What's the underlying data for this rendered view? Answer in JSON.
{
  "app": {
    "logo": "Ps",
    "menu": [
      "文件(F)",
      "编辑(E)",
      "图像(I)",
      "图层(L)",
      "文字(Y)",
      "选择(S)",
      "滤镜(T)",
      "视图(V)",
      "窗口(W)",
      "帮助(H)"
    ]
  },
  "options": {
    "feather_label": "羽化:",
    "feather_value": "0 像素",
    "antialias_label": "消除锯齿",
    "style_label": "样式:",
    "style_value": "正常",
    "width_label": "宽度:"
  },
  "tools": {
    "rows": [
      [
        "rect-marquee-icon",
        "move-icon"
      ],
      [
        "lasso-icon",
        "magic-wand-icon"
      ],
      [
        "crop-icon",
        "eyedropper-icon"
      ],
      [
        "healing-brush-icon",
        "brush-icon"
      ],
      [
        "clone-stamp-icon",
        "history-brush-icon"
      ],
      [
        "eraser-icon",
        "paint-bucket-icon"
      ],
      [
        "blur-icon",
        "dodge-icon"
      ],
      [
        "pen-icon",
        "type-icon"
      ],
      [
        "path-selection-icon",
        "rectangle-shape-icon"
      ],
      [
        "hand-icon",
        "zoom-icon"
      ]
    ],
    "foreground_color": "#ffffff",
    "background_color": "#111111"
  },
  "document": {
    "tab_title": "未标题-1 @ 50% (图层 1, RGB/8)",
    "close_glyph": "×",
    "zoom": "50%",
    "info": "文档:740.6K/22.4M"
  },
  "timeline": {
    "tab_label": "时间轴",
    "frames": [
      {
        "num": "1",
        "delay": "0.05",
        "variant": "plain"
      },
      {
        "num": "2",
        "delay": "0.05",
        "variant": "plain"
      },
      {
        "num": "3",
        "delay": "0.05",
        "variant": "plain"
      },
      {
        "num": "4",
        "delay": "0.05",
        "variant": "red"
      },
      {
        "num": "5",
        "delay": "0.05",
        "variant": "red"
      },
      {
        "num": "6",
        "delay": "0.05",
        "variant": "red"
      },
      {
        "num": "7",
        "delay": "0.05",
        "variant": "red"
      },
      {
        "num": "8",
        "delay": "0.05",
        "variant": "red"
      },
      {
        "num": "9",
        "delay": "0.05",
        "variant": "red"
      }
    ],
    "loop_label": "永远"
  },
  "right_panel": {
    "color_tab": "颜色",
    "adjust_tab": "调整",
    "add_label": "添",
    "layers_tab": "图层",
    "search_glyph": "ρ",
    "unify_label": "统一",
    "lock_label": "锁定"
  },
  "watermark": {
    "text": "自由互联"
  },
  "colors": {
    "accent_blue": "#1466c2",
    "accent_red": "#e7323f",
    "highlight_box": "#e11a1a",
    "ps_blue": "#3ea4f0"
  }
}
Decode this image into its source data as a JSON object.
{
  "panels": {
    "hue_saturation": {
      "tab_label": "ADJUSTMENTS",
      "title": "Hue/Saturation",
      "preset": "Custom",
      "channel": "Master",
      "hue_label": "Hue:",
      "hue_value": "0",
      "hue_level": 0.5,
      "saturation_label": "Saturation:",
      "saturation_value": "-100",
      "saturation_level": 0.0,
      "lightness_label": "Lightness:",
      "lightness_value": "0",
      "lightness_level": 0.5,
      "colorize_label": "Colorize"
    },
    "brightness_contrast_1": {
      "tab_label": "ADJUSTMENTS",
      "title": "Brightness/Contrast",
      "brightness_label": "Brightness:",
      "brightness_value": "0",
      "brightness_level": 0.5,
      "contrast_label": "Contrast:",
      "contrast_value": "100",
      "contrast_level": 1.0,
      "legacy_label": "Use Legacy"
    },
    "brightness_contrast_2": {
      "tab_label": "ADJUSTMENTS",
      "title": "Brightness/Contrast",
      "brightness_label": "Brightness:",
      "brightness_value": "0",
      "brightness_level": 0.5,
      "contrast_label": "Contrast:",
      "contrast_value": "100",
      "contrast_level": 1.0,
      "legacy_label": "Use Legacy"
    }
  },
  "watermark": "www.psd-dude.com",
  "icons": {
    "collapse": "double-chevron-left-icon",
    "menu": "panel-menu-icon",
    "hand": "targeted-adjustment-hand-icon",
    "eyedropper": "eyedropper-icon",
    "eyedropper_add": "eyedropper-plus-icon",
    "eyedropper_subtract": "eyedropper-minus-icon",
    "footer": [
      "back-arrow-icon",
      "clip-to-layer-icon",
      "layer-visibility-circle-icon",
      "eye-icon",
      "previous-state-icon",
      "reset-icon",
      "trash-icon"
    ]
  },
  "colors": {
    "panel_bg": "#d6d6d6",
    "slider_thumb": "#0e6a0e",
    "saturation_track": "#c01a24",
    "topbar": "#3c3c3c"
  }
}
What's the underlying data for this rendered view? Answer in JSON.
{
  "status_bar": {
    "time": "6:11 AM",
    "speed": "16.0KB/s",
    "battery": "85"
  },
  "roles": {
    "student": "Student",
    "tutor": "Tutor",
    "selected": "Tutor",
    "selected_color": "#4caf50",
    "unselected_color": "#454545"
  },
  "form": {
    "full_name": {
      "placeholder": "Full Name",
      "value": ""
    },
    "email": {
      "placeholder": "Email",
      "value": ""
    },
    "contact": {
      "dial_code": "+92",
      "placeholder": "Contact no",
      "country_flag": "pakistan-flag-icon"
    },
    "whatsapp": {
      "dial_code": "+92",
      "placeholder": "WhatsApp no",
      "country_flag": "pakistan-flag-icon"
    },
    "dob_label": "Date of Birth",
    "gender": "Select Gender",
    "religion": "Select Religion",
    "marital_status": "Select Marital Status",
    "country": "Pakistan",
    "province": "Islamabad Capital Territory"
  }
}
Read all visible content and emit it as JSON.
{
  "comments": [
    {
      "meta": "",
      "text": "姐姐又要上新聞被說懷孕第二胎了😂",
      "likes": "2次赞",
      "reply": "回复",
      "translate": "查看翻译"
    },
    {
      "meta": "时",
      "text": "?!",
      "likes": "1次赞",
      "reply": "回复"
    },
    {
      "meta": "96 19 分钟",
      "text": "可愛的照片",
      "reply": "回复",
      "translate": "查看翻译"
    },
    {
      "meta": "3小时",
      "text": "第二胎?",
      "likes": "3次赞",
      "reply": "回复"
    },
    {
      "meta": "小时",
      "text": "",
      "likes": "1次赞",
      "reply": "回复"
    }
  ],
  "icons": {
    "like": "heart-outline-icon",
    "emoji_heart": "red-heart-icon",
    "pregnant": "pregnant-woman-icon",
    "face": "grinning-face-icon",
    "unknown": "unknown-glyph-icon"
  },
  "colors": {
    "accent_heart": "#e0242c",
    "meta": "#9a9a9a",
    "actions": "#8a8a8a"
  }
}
^^^^^^^^^^^^^^^^
* [Exercise requirements]: Copy out every line from the one containing "Read all visible content and emit it as JSON." to the end of the material, both ends included.

* [Final result]:
Read all visible content and emit it as JSON.
{
  "comments": [
    {
      "meta": "",
      "text": "姐姐又要上新聞被說懷孕第二胎了😂",
      "likes": "2次赞",
      "reply": "回复",
      "translate": "查看翻译"
    },
    {
      "meta": "时",
      "text": "?!",
      "likes": "1次赞",
      "reply": "回复"
    },
    {
      "meta": "96 19 分钟",
      "text": "可愛的照片",
      "reply": "回复",
      "translate": "查看翻译"
    },
    {
      "meta": "3小时",
      "text": "第二胎?",
      "likes": "3次赞",
      "reply": "回复"
    },
    {
      "meta": "小时",
      "text": "",
      "likes": "1次赞",
      "reply": "回复"
    }
  ],
  "icons": {
    "like": "heart-outline-icon",
    "emoji_heart": "red-heart-icon",
    "pregnant": "pregnant-woman-icon",
    "face": "grinning-face-icon",
    "unknown": "unknown-glyph-icon"
  },
  "colors": {
    "accent_heart": "#e0242c",
    "meta": "#9a9a9a",
    "actions": "#8a8a8a"
  }
}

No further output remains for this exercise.